#### STATED GOAL
Your output is the line containing "What's the underlying" plus all lines after it to the end of the records, reproduced exactly, with nothing else.

#### EXTRACTED DATA
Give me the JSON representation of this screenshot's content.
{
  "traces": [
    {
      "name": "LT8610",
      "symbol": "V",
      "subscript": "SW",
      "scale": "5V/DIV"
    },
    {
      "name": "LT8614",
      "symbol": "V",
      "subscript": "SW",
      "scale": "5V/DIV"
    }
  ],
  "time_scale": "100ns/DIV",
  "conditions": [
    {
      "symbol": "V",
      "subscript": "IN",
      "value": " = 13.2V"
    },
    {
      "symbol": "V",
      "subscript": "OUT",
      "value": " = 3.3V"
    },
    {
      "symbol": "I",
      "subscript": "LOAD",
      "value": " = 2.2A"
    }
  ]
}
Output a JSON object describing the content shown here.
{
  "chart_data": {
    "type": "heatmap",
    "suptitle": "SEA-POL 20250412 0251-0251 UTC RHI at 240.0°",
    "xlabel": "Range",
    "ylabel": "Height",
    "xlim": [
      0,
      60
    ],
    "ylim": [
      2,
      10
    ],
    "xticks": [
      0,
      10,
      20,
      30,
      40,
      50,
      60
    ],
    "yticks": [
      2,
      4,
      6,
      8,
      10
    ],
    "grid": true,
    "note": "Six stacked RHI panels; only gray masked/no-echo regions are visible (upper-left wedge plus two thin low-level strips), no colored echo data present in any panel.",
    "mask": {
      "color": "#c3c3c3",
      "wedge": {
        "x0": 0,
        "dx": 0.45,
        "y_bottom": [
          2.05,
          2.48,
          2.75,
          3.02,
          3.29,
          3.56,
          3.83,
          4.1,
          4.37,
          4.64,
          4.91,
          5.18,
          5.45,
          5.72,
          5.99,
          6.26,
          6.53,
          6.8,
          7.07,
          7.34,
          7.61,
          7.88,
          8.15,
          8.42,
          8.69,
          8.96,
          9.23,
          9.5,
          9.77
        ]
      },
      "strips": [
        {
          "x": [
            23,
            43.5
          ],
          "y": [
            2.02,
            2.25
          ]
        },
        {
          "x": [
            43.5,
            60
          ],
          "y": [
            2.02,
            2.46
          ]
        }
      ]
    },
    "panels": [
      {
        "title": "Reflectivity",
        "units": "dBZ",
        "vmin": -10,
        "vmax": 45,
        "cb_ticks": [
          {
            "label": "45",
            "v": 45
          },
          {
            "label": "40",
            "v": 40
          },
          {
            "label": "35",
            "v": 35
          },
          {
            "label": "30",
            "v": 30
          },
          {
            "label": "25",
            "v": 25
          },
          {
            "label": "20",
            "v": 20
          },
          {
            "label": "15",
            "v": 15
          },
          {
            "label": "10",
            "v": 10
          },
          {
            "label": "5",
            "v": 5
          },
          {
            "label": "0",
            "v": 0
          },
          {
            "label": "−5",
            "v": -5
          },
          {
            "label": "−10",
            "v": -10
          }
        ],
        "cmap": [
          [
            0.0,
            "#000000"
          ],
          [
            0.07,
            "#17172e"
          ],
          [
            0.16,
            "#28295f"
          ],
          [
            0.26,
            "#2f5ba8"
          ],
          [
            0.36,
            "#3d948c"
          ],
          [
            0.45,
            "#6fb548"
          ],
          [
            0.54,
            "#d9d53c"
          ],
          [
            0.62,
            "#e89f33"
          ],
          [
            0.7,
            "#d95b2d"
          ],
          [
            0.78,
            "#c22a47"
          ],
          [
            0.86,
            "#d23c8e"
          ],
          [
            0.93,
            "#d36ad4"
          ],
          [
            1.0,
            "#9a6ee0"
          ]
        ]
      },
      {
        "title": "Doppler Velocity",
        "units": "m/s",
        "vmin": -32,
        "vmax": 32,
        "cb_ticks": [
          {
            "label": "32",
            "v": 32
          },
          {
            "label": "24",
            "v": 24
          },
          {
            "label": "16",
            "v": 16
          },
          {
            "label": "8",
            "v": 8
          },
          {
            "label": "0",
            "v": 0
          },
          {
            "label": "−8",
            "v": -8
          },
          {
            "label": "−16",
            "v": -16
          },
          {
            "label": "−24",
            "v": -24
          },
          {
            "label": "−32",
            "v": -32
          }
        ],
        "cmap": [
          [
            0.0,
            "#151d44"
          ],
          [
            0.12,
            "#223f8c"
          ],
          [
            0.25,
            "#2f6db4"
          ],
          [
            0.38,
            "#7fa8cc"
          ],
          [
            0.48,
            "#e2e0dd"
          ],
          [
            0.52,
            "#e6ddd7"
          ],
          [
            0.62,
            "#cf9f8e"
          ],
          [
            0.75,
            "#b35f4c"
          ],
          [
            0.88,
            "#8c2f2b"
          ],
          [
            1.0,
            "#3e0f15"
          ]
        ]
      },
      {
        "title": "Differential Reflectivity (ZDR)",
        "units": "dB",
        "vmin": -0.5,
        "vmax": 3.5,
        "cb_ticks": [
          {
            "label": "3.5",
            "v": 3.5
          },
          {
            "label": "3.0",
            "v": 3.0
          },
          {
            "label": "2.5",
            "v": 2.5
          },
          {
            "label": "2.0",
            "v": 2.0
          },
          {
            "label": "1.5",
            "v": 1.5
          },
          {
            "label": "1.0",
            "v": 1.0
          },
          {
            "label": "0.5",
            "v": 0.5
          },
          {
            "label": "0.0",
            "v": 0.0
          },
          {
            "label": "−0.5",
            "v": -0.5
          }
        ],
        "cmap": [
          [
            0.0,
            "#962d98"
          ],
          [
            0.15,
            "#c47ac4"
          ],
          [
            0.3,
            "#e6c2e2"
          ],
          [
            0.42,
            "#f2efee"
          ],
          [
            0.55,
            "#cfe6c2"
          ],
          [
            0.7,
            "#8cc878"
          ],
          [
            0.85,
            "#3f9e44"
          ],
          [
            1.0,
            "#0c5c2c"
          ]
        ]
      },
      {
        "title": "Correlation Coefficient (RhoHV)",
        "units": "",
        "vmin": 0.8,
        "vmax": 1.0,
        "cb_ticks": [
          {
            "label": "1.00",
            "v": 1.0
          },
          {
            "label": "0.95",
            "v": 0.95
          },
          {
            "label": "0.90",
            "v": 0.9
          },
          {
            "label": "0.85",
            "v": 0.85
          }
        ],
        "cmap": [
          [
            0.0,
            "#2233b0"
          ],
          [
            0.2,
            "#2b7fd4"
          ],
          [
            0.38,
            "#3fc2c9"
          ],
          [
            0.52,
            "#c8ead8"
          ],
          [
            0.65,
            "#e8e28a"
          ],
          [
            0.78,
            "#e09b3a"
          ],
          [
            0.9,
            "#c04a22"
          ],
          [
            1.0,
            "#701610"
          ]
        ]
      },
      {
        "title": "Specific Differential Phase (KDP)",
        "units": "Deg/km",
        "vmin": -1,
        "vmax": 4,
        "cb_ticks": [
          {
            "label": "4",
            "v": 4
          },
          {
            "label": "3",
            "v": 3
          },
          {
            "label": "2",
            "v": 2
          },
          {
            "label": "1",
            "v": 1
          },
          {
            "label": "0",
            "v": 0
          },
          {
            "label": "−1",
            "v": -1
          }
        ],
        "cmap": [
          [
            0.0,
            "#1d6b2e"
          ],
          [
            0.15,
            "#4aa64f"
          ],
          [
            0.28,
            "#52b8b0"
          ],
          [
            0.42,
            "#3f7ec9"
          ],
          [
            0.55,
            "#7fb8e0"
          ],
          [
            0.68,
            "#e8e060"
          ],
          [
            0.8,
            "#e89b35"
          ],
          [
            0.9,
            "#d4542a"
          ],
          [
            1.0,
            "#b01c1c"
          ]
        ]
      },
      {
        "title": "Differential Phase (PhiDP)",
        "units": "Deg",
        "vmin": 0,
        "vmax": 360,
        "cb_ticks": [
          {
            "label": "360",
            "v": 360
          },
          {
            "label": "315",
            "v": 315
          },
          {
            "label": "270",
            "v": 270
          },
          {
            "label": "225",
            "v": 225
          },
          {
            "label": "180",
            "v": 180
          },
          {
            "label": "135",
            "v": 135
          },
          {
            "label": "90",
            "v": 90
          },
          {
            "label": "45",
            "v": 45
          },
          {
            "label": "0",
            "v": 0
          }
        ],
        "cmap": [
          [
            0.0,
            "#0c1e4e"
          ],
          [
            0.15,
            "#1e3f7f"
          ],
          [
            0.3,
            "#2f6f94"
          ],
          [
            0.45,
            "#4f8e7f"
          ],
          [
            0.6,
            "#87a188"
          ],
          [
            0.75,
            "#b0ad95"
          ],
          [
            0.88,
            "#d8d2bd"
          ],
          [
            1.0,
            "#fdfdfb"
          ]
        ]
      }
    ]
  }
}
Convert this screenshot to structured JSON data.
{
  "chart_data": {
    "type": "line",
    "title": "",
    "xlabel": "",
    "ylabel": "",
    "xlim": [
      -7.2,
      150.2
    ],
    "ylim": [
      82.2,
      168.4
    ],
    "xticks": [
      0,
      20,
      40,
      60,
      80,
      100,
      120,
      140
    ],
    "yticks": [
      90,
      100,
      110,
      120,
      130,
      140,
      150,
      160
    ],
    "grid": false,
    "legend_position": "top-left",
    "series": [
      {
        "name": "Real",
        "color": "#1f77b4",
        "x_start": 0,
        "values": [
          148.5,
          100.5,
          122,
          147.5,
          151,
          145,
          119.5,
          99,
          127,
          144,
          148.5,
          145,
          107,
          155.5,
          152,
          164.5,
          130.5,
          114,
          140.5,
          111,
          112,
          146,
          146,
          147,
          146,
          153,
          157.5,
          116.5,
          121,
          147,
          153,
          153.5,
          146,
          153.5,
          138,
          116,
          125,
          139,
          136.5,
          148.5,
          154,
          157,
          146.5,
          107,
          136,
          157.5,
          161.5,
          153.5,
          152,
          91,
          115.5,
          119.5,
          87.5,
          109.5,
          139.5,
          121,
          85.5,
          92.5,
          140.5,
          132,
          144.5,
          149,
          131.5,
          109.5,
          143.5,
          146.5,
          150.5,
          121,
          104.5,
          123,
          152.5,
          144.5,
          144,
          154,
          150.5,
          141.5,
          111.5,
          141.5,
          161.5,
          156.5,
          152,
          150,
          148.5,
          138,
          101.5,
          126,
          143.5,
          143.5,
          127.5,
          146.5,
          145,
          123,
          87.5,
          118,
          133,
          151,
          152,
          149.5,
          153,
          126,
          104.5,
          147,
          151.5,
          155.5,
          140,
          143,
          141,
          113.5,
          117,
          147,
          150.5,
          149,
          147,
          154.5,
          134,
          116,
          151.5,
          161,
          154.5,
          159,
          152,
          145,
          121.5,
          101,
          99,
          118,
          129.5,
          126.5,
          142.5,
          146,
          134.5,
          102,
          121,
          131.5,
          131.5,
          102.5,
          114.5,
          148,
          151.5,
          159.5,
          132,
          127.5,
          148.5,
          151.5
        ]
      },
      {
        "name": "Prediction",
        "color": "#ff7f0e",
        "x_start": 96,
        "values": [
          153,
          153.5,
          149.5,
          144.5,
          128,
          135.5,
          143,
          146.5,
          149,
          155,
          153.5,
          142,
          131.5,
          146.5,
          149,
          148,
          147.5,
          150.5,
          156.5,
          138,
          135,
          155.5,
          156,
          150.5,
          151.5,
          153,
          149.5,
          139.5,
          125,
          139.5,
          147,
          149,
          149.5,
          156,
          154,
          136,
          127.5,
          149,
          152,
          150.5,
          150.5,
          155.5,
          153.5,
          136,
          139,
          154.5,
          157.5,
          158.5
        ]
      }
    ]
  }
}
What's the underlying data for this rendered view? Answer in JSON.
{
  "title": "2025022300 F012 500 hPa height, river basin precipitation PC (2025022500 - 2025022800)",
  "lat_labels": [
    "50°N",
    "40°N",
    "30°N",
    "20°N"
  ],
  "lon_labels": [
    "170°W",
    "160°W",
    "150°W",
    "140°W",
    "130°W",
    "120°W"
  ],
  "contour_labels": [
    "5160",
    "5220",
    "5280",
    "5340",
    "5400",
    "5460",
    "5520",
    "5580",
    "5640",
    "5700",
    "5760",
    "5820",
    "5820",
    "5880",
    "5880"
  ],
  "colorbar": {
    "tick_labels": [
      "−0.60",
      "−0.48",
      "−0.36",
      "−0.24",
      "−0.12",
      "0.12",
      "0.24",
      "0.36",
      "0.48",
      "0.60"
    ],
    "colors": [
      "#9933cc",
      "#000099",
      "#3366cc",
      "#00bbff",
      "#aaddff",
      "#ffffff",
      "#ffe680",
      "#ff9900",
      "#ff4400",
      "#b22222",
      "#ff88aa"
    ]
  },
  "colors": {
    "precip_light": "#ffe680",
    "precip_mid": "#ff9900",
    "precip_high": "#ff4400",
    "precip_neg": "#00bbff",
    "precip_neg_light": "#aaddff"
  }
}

#### ANSWER TO THE TASK
What's the underlying data for this rendered view? Answer in JSON.
{
  "title": "2025022300 F012 500 hPa height, river basin precipitation PC (2025022500 - 2025022800)",
  "lat_labels": [
    "50°N",
    "40°N",
    "30°N",
    "20°N"
  ],
  "lon_labels": [
    "170°W",
    "160°W",
    "150°W",
    "140°W",
    "130°W",
    "120°W"
  ],
  "contour_labels": [
    "5160",
    "5220",
    "5280",
    "5340",
    "5400",
    "5460",
    "5520",
    "5580",
    "5640",
    "5700",
    "5760",
    "5820",
    "5820",
    "5880",
    "5880"
  ],
  "colorbar": {
    "tick_labels": [
      "−0.60",
      "−0.48",
      "−0.36",
      "−0.24",
      "−0.12",
      "0.12",
      "0.24",
      "0.36",
      "0.48",
      "0.60"
    ],
    "colors": [
      "#9933cc",
      "#000099",
      "#3366cc",
      "#00bbff",
      "#aaddff",
      "#ffffff",
      "#ffe680",
      "#ff9900",
      "#ff4400",
      "#b22222",
      "#ff88aa"
    ]
  },
  "colors": {
    "precip_light": "#ffe680",
    "precip_mid": "#ff9900",
    "precip_high": "#ff4400",
    "precip_neg": "#00bbff",
    "precip_neg_light": "#aaddff"
  }
}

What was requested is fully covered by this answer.